== What to do ==
Retype the full set of records. Keep every character identical.
** start **
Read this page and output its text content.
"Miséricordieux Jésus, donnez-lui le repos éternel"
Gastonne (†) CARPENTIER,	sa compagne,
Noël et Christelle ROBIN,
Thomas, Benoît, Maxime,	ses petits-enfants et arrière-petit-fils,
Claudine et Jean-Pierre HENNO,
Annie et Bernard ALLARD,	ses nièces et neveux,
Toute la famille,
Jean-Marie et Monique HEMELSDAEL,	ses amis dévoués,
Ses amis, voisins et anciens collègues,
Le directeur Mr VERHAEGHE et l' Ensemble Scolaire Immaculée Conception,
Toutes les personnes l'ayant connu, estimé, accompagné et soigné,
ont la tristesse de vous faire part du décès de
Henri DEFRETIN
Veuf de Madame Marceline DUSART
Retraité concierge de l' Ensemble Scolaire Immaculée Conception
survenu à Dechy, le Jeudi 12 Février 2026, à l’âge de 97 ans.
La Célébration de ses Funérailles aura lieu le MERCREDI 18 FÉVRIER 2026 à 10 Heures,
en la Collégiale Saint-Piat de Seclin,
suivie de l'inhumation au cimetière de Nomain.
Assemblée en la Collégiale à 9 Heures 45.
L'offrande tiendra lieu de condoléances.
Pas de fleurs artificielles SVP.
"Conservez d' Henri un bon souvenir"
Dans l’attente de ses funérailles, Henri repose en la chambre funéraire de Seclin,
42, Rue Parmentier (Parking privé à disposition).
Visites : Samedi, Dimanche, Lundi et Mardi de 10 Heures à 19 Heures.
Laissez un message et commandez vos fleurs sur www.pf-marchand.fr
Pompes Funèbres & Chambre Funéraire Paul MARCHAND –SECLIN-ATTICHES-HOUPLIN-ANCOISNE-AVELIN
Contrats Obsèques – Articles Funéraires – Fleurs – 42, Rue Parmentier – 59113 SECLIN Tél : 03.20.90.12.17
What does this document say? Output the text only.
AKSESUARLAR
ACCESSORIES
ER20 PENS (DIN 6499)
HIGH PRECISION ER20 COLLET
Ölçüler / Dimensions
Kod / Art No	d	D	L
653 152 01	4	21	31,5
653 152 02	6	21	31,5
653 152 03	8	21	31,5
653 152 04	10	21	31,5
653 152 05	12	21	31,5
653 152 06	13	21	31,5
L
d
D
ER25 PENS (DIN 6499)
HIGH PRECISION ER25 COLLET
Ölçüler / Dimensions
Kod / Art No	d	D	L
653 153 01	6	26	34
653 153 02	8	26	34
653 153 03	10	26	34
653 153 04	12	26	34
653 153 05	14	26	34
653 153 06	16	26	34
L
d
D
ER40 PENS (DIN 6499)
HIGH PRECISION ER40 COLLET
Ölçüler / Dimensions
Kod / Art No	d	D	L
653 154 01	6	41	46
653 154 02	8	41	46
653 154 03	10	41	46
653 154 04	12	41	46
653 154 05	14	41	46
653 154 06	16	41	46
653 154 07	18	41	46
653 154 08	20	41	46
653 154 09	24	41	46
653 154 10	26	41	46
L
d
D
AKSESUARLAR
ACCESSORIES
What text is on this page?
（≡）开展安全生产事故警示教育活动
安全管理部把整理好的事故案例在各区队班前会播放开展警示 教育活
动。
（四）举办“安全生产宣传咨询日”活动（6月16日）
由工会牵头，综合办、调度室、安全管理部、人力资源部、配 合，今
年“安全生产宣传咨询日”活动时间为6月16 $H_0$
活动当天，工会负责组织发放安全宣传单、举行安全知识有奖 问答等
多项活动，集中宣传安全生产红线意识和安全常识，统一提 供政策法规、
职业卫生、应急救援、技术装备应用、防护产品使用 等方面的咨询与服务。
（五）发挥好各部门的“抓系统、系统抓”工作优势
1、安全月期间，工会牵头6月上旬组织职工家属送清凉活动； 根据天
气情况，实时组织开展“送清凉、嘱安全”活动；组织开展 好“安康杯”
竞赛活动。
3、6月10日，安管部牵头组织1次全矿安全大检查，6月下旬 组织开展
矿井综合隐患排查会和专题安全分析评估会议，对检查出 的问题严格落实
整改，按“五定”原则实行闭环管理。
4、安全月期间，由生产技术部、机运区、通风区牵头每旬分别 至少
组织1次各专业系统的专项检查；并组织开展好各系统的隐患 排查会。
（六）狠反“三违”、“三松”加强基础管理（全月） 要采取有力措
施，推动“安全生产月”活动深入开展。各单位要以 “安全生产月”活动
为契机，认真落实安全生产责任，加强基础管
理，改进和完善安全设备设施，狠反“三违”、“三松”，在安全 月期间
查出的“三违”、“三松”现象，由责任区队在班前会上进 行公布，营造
** end **
== Finished task ==
Read this page and output its text content.
"Miséricordieux Jésus, donnez-lui le repos éternel"
Gastonne (†) CARPENTIER,	sa compagne,
Noël et Christelle ROBIN,
Thomas, Benoît, Maxime,	ses petits-enfants et arrière-petit-fils,
Claudine et Jean-Pierre HENNO,
Annie et Bernard ALLARD,	ses nièces et neveux,
Toute la famille,
Jean-Marie et Monique HEMELSDAEL,	ses amis dévoués,
Ses amis, voisins et anciens collègues,
Le directeur Mr VERHAEGHE et l' Ensemble Scolaire Immaculée Conception,
Toutes les personnes l'ayant connu, estimé, accompagné et soigné,
ont la tristesse de vous faire part du décès de
Henri DEFRETIN
Veuf de Madame Marceline DUSART
Retraité concierge de l' Ensemble Scolaire Immaculée Conception
survenu à Dechy, le Jeudi 12 Février 2026, à l’âge de 97 ans.
La Célébration de ses Funérailles aura lieu le MERCREDI 18 FÉVRIER 2026 à 10 Heures,
en la Collégiale Saint-Piat de Seclin,
suivie de l'inhumation au cimetière de Nomain.
Assemblée en la Collégiale à 9 Heures 45.
L'offrande tiendra lieu de condoléances.
Pas de fleurs artificielles SVP.
"Conservez d' Henri un bon souvenir"
Dans l’attente de ses funérailles, Henri repose en la chambre funéraire de Seclin,
42, Rue Parmentier (Parking privé à disposition).
Visites : Samedi, Dimanche, Lundi et Mardi de 10 Heures à 19 Heures.
Laissez un message et commandez vos fleurs sur www.pf-marchand.fr
Pompes Funèbres & Chambre Funéraire Paul MARCHAND –SECLIN-ATTICHES-HOUPLIN-ANCOISNE-AVELIN
Contrats Obsèques – Articles Funéraires – Fleurs – 42, Rue Parmentier – 59113 SECLIN Tél : 03.20.90.12.17
What does this document say? Output the text only.
AKSESUARLAR
ACCESSORIES
ER20 PENS (DIN 6499)
HIGH PRECISION ER20 COLLET
Ölçüler / Dimensions
Kod / Art No	d	D	L
653 152 01	4	21	31,5
653 152 02	6	21	31,5
653 152 03	8	21	31,5
653 152 04	10	21	31,5
653 152 05	12	21	31,5
653 152 06	13	21	31,5
L
d
D
ER25 PENS (DIN 6499)
HIGH PRECISION ER25 COLLET
Ölçüler / Dimensions
Kod / Art No	d	D	L
653 153 01	6	26	34
653 153 02	8	26	34
653 153 03	10	26	34
653 153 04	12	26	34
653 153 05	14	26	34
653 153 06	16	26	34
L
d
D
ER40 PENS (DIN 6499)
HIGH PRECISION ER40 COLLET
Ölçüler / Dimensions
Kod / Art No	d	D	L
653 154 01	6	41	46
653 154 02	8	41	46
653 154 03	10	41	46
653 154 04	12	41	46
653 154 05	14	41	46
653 154 06	16	41	46
653 154 07	18	41	46
653 154 08	20	41	46
653 154 09	24	41	46
653 154 10	26	41	46
L
d
D
AKSESUARLAR
ACCESSORIES
What text is on this page?
（≡）开展安全生产事故警示教育活动
安全管理部把整理好的事故案例在各区队班前会播放开展警示 教育活
动。
（四）举办“安全生产宣传咨询日”活动（6月16日）
由工会牵头，综合办、调度室、安全管理部、人力资源部、配 合，今
年“安全生产宣传咨询日”活动时间为6月16 $H_0$
活动当天，工会负责组织发放安全宣传单、举行安全知识有奖 问答等
多项活动，集中宣传安全生产红线意识和安全常识，统一提 供政策法规、
职业卫生、应急救援、技术装备应用、防护产品使用 等方面的咨询与服务。
（五）发挥好各部门的“抓系统、系统抓”工作优势
1、安全月期间，工会牵头6月上旬组织职工家属送清凉活动； 根据天
气情况，实时组织开展“送清凉、嘱安全”活动；组织开展 好“安康杯”
竞赛活动。
3、6月10日，安管部牵头组织1次全矿安全大检查，6月下旬 组织开展
矿井综合隐患排查会和专题安全分析评估会议，对检查出 的问题严格落实
整改，按“五定”原则实行闭环管理。
4、安全月期间，由生产技术部、机运区、通风区牵头每旬分别 至少
组织1次各专业系统的专项检查；并组织开展好各系统的隐患 排查会。
（六）狠反“三违”、“三松”加强基础管理（全月） 要采取有力措
施，推动“安全生产月”活动深入开展。各单位要以 “安全生产月”活动
为契机，认真落实安全生产责任，加强基础管
理，改进和完善安全设备设施，狠反“三违”、“三松”，在安全 月期间
查出的“三违”、“三松”现象，由责任区队在班前会上进 行公布，营造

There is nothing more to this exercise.